> _TO DO_
Give an exact copy of every line, leaving images out.

> _Saved entries_
────────

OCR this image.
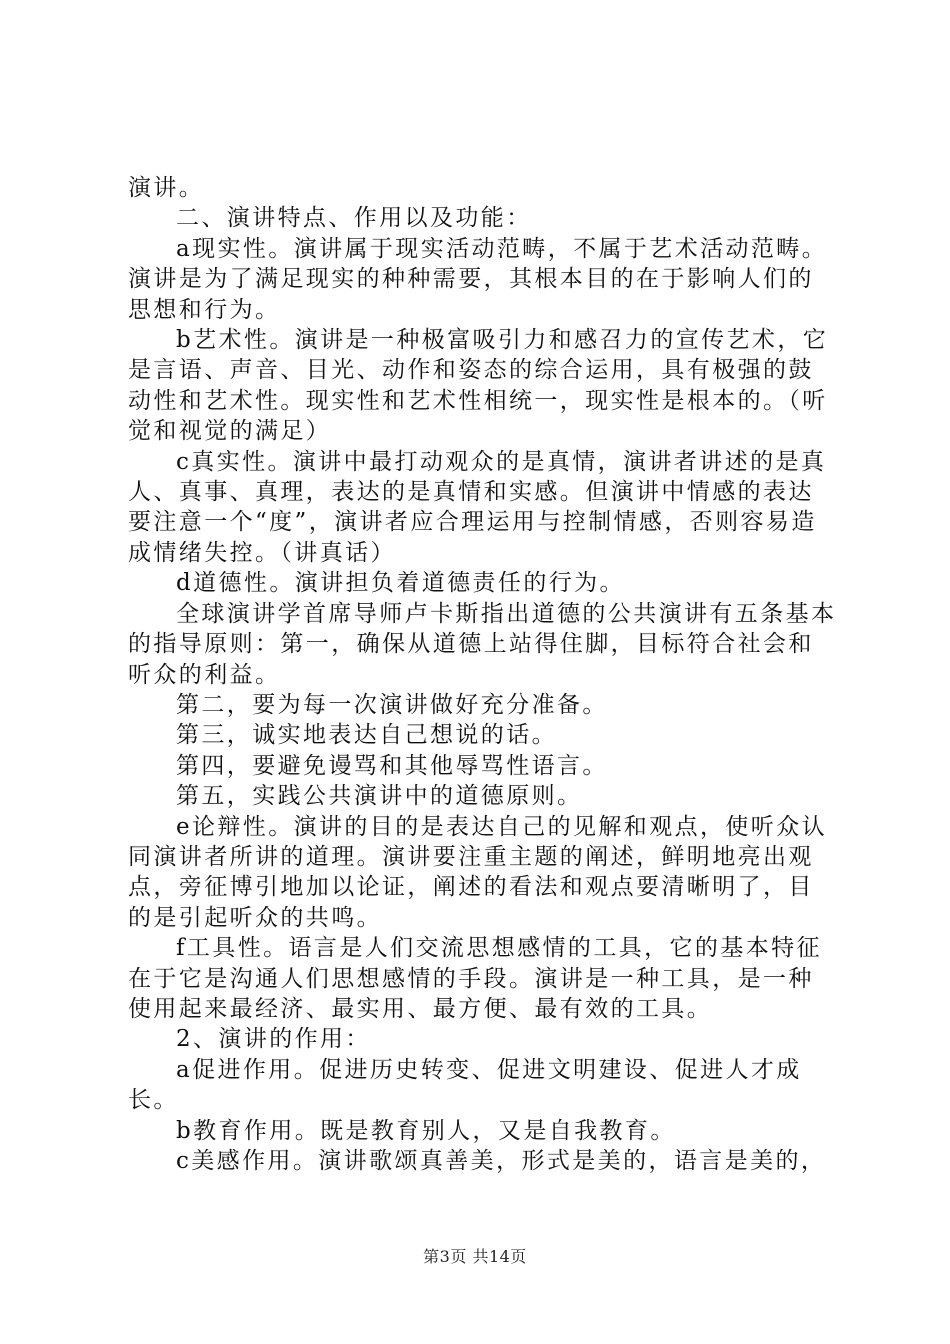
演讲。

二、演讲特点、作用以及功能：

a现实性。演讲属于现实活动范畴，不属于艺术活动范畴。演讲是为了满足现实的种种需要，其根本目的在于影响人们的思想和行为。

b艺术性。演讲是一种极富吸引力和感召力的宣传艺术，它是言语、声音、目光、动作和姿态的综合运用，具有极强的鼓动性和艺术性。现实性和艺术性相统一，现实性是根本的。（听觉和视觉的满足）

c真实性。演讲中最打动观众的是真情，演讲者讲述的是真人、真事、真理，表达的是真情和实感。但演讲中情感的表达要注意一个“度”，演讲者应合理运用与控制情感，否则容易造成情绪失控。（讲真话）

d道德性。演讲担负着道德责任的行为。

全球演讲学首席导师卢卡斯指出道德的公共演讲有五条基本的指导原则：第一，确保从道德上站得住脚，目标符合社会和听众的利益。

第二，要为每一次演讲做好充分准备。

第三，诚实地表达自己想说的话。

第四，要避免谩骂和其他辱骂性语言。

第五，实践公共演讲中的道德原则。

e论辩性。演讲的目的是表达自己的见解和观点，使听众认同演讲者所讲的道理。演讲要注重主题的阐述，鲜明地亮出观点，旁征博引地加以论证，阐述的看法和观点要清晰明了，目的是引起听众的共鸣。

f工具性。语言是人们交流思想感情的工具，它的基本特征在于它是沟通人们思想感情的手段。演讲是一种工具，是一种使用起来最经济、最实用、最方便、最有效的工具。

2、演讲的作用：

a促进作用。促进历史转变、促进文明建设、促进人才成长。

b教育作用。既是教育别人，又是自我教育。

c美感作用。演讲歌颂真善美，形式是美的，语言是美的，

第3页 共14页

────────

> _WORKED SOLUTION_
OCR this image.
演讲。

二、演讲特点、作用以及功能：

a现实性。演讲属于现实活动范畴，不属于艺术活动范畴。演讲是为了满足现实的种种需要，其根本目的在于影响人们的思想和行为。

b艺术性。演讲是一种极富吸引力和感召力的宣传艺术，它是言语、声音、目光、动作和姿态的综合运用，具有极强的鼓动性和艺术性。现实性和艺术性相统一，现实性是根本的。（听觉和视觉的满足）

c真实性。演讲中最打动观众的是真情，演讲者讲述的是真人、真事、真理，表达的是真情和实感。但演讲中情感的表达要注意一个“度”，演讲者应合理运用与控制情感，否则容易造成情绪失控。（讲真话）

d道德性。演讲担负着道德责任的行为。

全球演讲学首席导师卢卡斯指出道德的公共演讲有五条基本的指导原则：第一，确保从道德上站得住脚，目标符合社会和听众的利益。

第二，要为每一次演讲做好充分准备。

第三，诚实地表达自己想说的话。

第四，要避免谩骂和其他辱骂性语言。

第五，实践公共演讲中的道德原则。

e论辩性。演讲的目的是表达自己的见解和观点，使听众认同演讲者所讲的道理。演讲要注重主题的阐述，鲜明地亮出观点，旁征博引地加以论证，阐述的看法和观点要清晰明了，目的是引起听众的共鸣。

f工具性。语言是人们交流思想感情的工具，它的基本特征在于它是沟通人们思想感情的手段。演讲是一种工具，是一种使用起来最经济、最实用、最方便、最有效的工具。

2、演讲的作用：

a促进作用。促进历史转变、促进文明建设、促进人才成长。

b教育作用。既是教育别人，又是自我教育。

c美感作用。演讲歌颂真善美，形式是美的，语言是美的，

第3页 共14页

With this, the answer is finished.